TASK TO COMPLETE –
Write out the data below exactly as given, without any of its pictures.

* Begin INPUT ROWS *

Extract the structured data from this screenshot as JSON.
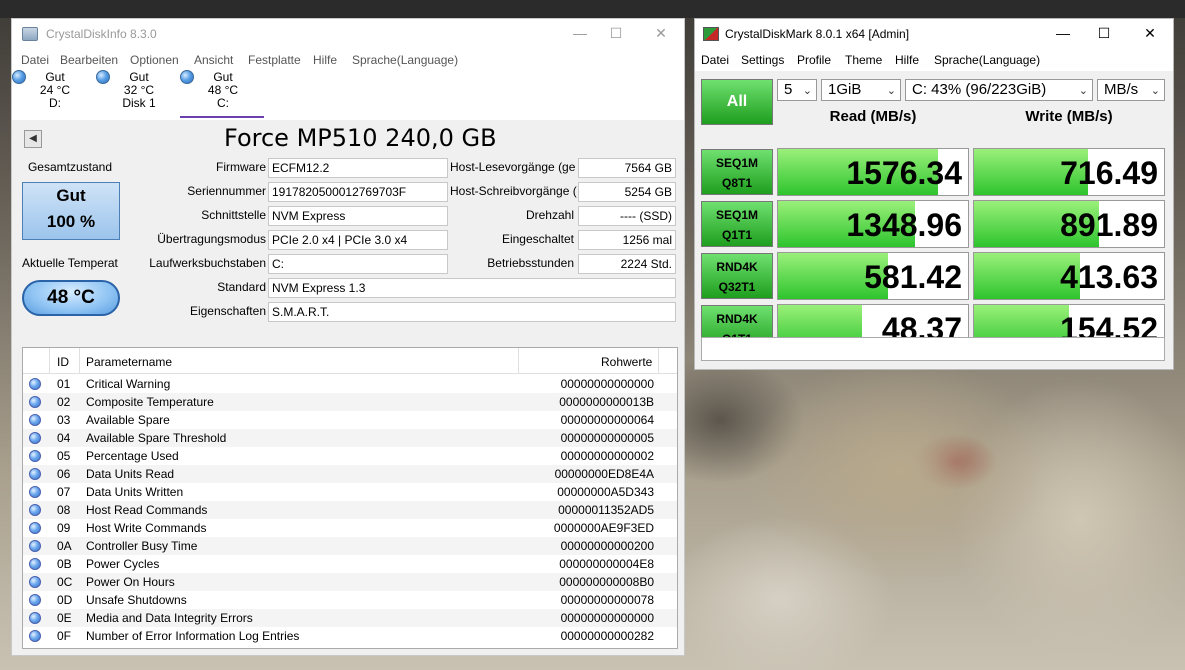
{
  "cdi": {
    "title": "CrystalDiskInfo 8.3.0",
    "menu": [
      "Datei",
      "Bearbeiten",
      "Optionen",
      "Ansicht",
      "Festplatte",
      "Hilfe",
      "Sprache(Language)"
    ],
    "drives": [
      {
        "status": "Gut",
        "temp": "24 °C",
        "name": "D:"
      },
      {
        "status": "Gut",
        "temp": "32 °C",
        "name": "Disk 1"
      },
      {
        "status": "Gut",
        "temp": "48 °C",
        "name": "C:"
      }
    ],
    "model": "Force MP510 240,0 GB",
    "health_label": "Gesamtzustand",
    "health_status": "Gut",
    "health_percent": "100 %",
    "temp_label": "Aktuelle Temperat",
    "temp_value": "48 °C",
    "fields": {
      "firmware_label": "Firmware",
      "firmware": "ECFM12.2",
      "serial_label": "Seriennummer",
      "serial": "1917820500012769703F",
      "interface_label": "Schnittstelle",
      "interface": "NVM Express",
      "transfer_label": "Übertragungsmodus",
      "transfer": "PCIe 2.0 x4 | PCIe 3.0 x4",
      "drive_letter_label": "Laufwerksbuchstaben",
      "drive_letter": "C:",
      "standard_label": "Standard",
      "standard": "NVM Express 1.3",
      "features_label": "Eigenschaften",
      "features": "S.M.A.R.T.",
      "host_reads_label": "Host-Lesevorgänge (ge",
      "host_reads": "7564 GB",
      "host_writes_label": "Host-Schreibvorgänge (",
      "host_writes": "5254 GB",
      "rotation_label": "Drehzahl",
      "rotation": "---- (SSD)",
      "power_count_label": "Eingeschaltet",
      "power_count": "1256 mal",
      "power_hours_label": "Betriebsstunden",
      "power_hours": "2224 Std."
    },
    "smart_headers": {
      "id": "ID",
      "name": "Parametername",
      "raw": "Rohwerte"
    },
    "smart_rows": [
      {
        "id": "01",
        "name": "Critical Warning",
        "raw": "00000000000000"
      },
      {
        "id": "02",
        "name": "Composite Temperature",
        "raw": "0000000000013B"
      },
      {
        "id": "03",
        "name": "Available Spare",
        "raw": "00000000000064"
      },
      {
        "id": "04",
        "name": "Available Spare Threshold",
        "raw": "00000000000005"
      },
      {
        "id": "05",
        "name": "Percentage Used",
        "raw": "00000000000002"
      },
      {
        "id": "06",
        "name": "Data Units Read",
        "raw": "00000000ED8E4A"
      },
      {
        "id": "07",
        "name": "Data Units Written",
        "raw": "00000000A5D343"
      },
      {
        "id": "08",
        "name": "Host Read Commands",
        "raw": "00000011352AD5"
      },
      {
        "id": "09",
        "name": "Host Write Commands",
        "raw": "0000000AE9F3ED"
      },
      {
        "id": "0A",
        "name": "Controller Busy Time",
        "raw": "00000000000200"
      },
      {
        "id": "0B",
        "name": "Power Cycles",
        "raw": "000000000004E8"
      },
      {
        "id": "0C",
        "name": "Power On Hours",
        "raw": "000000000008B0"
      },
      {
        "id": "0D",
        "name": "Unsafe Shutdowns",
        "raw": "00000000000078"
      },
      {
        "id": "0E",
        "name": "Media and Data Integrity Errors",
        "raw": "00000000000000"
      },
      {
        "id": "0F",
        "name": "Number of Error Information Log Entries",
        "raw": "00000000000282"
      }
    ]
  },
  "cdm": {
    "title": "CrystalDiskMark 8.0.1 x64 [Admin]",
    "menu": [
      "Datei",
      "Settings",
      "Profile",
      "Theme",
      "Hilfe",
      "Sprache(Language)"
    ],
    "all_label": "All",
    "count": "5",
    "size": "1GiB",
    "drive": "C: 43% (96/223GiB)",
    "unit": "MB/s",
    "read_header": "Read (MB/s)",
    "write_header": "Write (MB/s)",
    "tests": [
      {
        "line1": "SEQ1M",
        "line2": "Q8T1",
        "read": "1576.34",
        "write": "716.49",
        "read_fill": 0.84,
        "write_fill": 0.6
      },
      {
        "line1": "SEQ1M",
        "line2": "Q1T1",
        "read": "1348.96",
        "write": "891.89",
        "read_fill": 0.72,
        "write_fill": 0.66
      },
      {
        "line1": "RND4K",
        "line2": "Q32T1",
        "read": "581.42",
        "write": "413.63",
        "read_fill": 0.58,
        "write_fill": 0.56
      },
      {
        "line1": "RND4K",
        "line2": "Q1T1",
        "read": "48.37",
        "write": "154.52",
        "read_fill": 0.44,
        "write_fill": 0.5
      }
    ]
  }
}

* End INPUT ROWS *

SOLUTION FOR THIS PROBLEM –
Extract the structured data from this screenshot as JSON.
{
  "cdi": {
    "title": "CrystalDiskInfo 8.3.0",
    "menu": [
      "Datei",
      "Bearbeiten",
      "Optionen",
      "Ansicht",
      "Festplatte",
      "Hilfe",
      "Sprache(Language)"
    ],
    "drives": [
      {
        "status": "Gut",
        "temp": "24 °C",
        "name": "D:"
      },
      {
        "status": "Gut",
        "temp": "32 °C",
        "name": "Disk 1"
      },
      {
        "status": "Gut",
        "temp": "48 °C",
        "name": "C:"
      }
    ],
    "model": "Force MP510 240,0 GB",
    "health_label": "Gesamtzustand",
    "health_status": "Gut",
    "health_percent": "100 %",
    "temp_label": "Aktuelle Temperat",
    "temp_value": "48 °C",
    "fields": {
      "firmware_label": "Firmware",
      "firmware": "ECFM12.2",
      "serial_label": "Seriennummer",
      "serial": "1917820500012769703F",
      "interface_label": "Schnittstelle",
      "interface": "NVM Express",
      "transfer_label": "Übertragungsmodus",
      "transfer": "PCIe 2.0 x4 | PCIe 3.0 x4",
      "drive_letter_label": "Laufwerksbuchstaben",
      "drive_letter": "C:",
      "standard_label": "Standard",
      "standard": "NVM Express 1.3",
      "features_label": "Eigenschaften",
      "features": "S.M.A.R.T.",
      "host_reads_label": "Host-Lesevorgänge (ge",
      "host_reads": "7564 GB",
      "host_writes_label": "Host-Schreibvorgänge (",
      "host_writes": "5254 GB",
      "rotation_label": "Drehzahl",
      "rotation": "---- (SSD)",
      "power_count_label": "Eingeschaltet",
      "power_count": "1256 mal",
      "power_hours_label": "Betriebsstunden",
      "power_hours": "2224 Std."
    },
    "smart_headers": {
      "id": "ID",
      "name": "Parametername",
      "raw": "Rohwerte"
    },
    "smart_rows": [
      {
        "id": "01",
        "name": "Critical Warning",
        "raw": "00000000000000"
      },
      {
        "id": "02",
        "name": "Composite Temperature",
        "raw": "0000000000013B"
      },
      {
        "id": "03",
        "name": "Available Spare",
        "raw": "00000000000064"
      },
      {
        "id": "04",
        "name": "Available Spare Threshold",
        "raw": "00000000000005"
      },
      {
        "id": "05",
        "name": "Percentage Used",
        "raw": "00000000000002"
      },
      {
        "id": "06",
        "name": "Data Units Read",
        "raw": "00000000ED8E4A"
      },
      {
        "id": "07",
        "name": "Data Units Written",
        "raw": "00000000A5D343"
      },
      {
        "id": "08",
        "name": "Host Read Commands",
        "raw": "00000011352AD5"
      },
      {
        "id": "09",
        "name": "Host Write Commands",
        "raw": "0000000AE9F3ED"
      },
      {
        "id": "0A",
        "name": "Controller Busy Time",
        "raw": "00000000000200"
      },
      {
        "id": "0B",
        "name": "Power Cycles",
        "raw": "000000000004E8"
      },
      {
        "id": "0C",
        "name": "Power On Hours",
        "raw": "000000000008B0"
      },
      {
        "id": "0D",
        "name": "Unsafe Shutdowns",
        "raw": "00000000000078"
      },
      {
        "id": "0E",
        "name": "Media and Data Integrity Errors",
        "raw": "00000000000000"
      },
      {
        "id": "0F",
        "name": "Number of Error Information Log Entries",
        "raw": "00000000000282"
      }
    ]
  },
  "cdm": {
    "title": "CrystalDiskMark 8.0.1 x64 [Admin]",
    "menu": [
      "Datei",
      "Settings",
      "Profile",
      "Theme",
      "Hilfe",
      "Sprache(Language)"
    ],
    "all_label": "All",
    "count": "5",
    "size": "1GiB",
    "drive": "C: 43% (96/223GiB)",
    "unit": "MB/s",
    "read_header": "Read (MB/s)",
    "write_header": "Write (MB/s)",
    "tests": [
      {
        "line1": "SEQ1M",
        "line2": "Q8T1",
        "read": "1576.34",
        "write": "716.49",
        "read_fill": 0.84,
        "write_fill": 0.6
      },
      {
        "line1": "SEQ1M",
        "line2": "Q1T1",
        "read": "1348.96",
        "write": "891.89",
        "read_fill": 0.72,
        "write_fill": 0.66
      },
      {
        "line1": "RND4K",
        "line2": "Q32T1",
        "read": "581.42",
        "write": "413.63",
        "read_fill": 0.58,
        "write_fill": 0.56
      },
      {
        "line1": "RND4K",
        "line2": "Q1T1",
        "read": "48.37",
        "write": "154.52",
        "read_fill": 0.44,
        "write_fill": 0.5
      }
    ]
  }
}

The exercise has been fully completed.